● **Texto del documento**
En realidad, no es tan sustancial lo que Franco Moschino y Jeremy Scott tienen en común, aunque ambos asumieran el sentido del humor y la irreverencia como el hilo que corre por sus costuras. Más bien podemos decir que Scott se puso al servicio de la tarea de Moschino, actualizándola formalmente al lenguaje del siglo XXI.

El diseñador lombardo legó en sus colecciones la constante de una clave crítica, pensada y lanzada con la evidente intención de, al menos, molestar. Sin embargo, su costura era intachable, con un dominio de las hechuras clásicas evidente y una gran capacidad para retomar siluetas favorecedoras y reconocibles. Jeremy Scott entendió a la perfección esta aparente contradicción. En su primer desfile para Moschino en la Semana de la Moda de Milán en marzo de 2014, recibió los aplausos finales con una camiseta que decía: «No hablo italiano, pero sí hablo Moschino».

Pese a su talento y entrega, la crítica a la industria desde el corazón mismo de la alta costura tenía más calado en el tiempo de Franco Moschino que en el siglo XXI, cuando la ironía viste sin problema alguno a la hipocresía. Hoy, el producto pop que se dice cargado de denuncia sirve en realidad para publicitar y reproducir eso mismo que está criticando. La ironía es que ya no hay ironía, sino meme.

En los 90, cada prenda que Franco Moschino enviaba a la pasarela con la intención de epatar, lograba tanto impacto como en su momento Elsa Schiaparelli, cuyo legado surrealista y humorístico Franco recogió. Ocurrió con su versión del clásico traje de tweed de Chanel, que versionó confeccionado en materiales humildes.

O cuando estampó el lema «Waist of Money» (‘Despilfarro de dinero’) en una de sus chaquetas. Moschino subió a la pasarela una camisa «solo para víctimas de la moda». En una camiseta de su línea barata, impresionó la pantalla de un televisor que sintonizaba ‘Channel N.º5’: otra pullita a la ‘maison’ francesa de la era Karl Lagerfeld.

En 1989, en una entrevista con ‘New York Magazine’, aseveró: « La moda es vulgar. Estar a la moda no es algo positivo. Hablemos de algo que valga la pena. La moda mata a la gente. Como diseñador tengo que convencerte de cambiar tu pelo, o las gafas que llevas y eso te convierte en un títere».

● **Tareas a realizar**
**a.** Responda a estas preguntas con los datos del texto sobre Moschino:
(i) ¿En qué ciudad y en qué mes y año fue el primer desfile de Jeremy Scott para Moschino?
(ii) ¿Qué lema estampó Franco Moschino en una de sus chaquetas?
(iii) ¿En qué año concedió Franco Moschino la entrevista a 'New York Magazine'?
**b.** Diga si cada afirmación coincide con el texto sobre Moschino. Conteste sí o no y cite las palabras del texto que lo deciden.
(i) El primer desfile de Jeremy Scott para Moschino tuvo lugar en París.
(ii) Franco Moschino recogió el legado de Elsa Schiaparelli.
(iii) La costura de Franco Moschino era descuidada.

● **Datos mostrados**
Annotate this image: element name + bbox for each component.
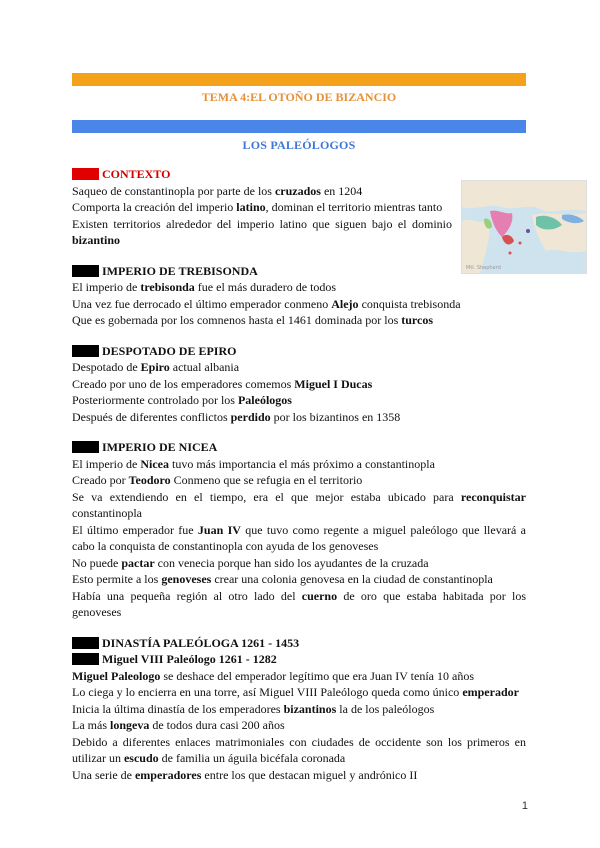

● **Respuestas obtenidas**
**a.**
(i) En Milán, durante la Semana de la Moda, en marzo de 2014.
(ii) «Waist of Money» ('Despilfarro de dinero').
(iii) En 1989.

**b.**
(i) No: «En su primer desfile para Moschino en la Semana de la Moda de Milán en marzo de 2014».
(ii) Sí: «cuyo legado surrealista y humorístico Franco recogió».
(iii) No: «su costura era intachable».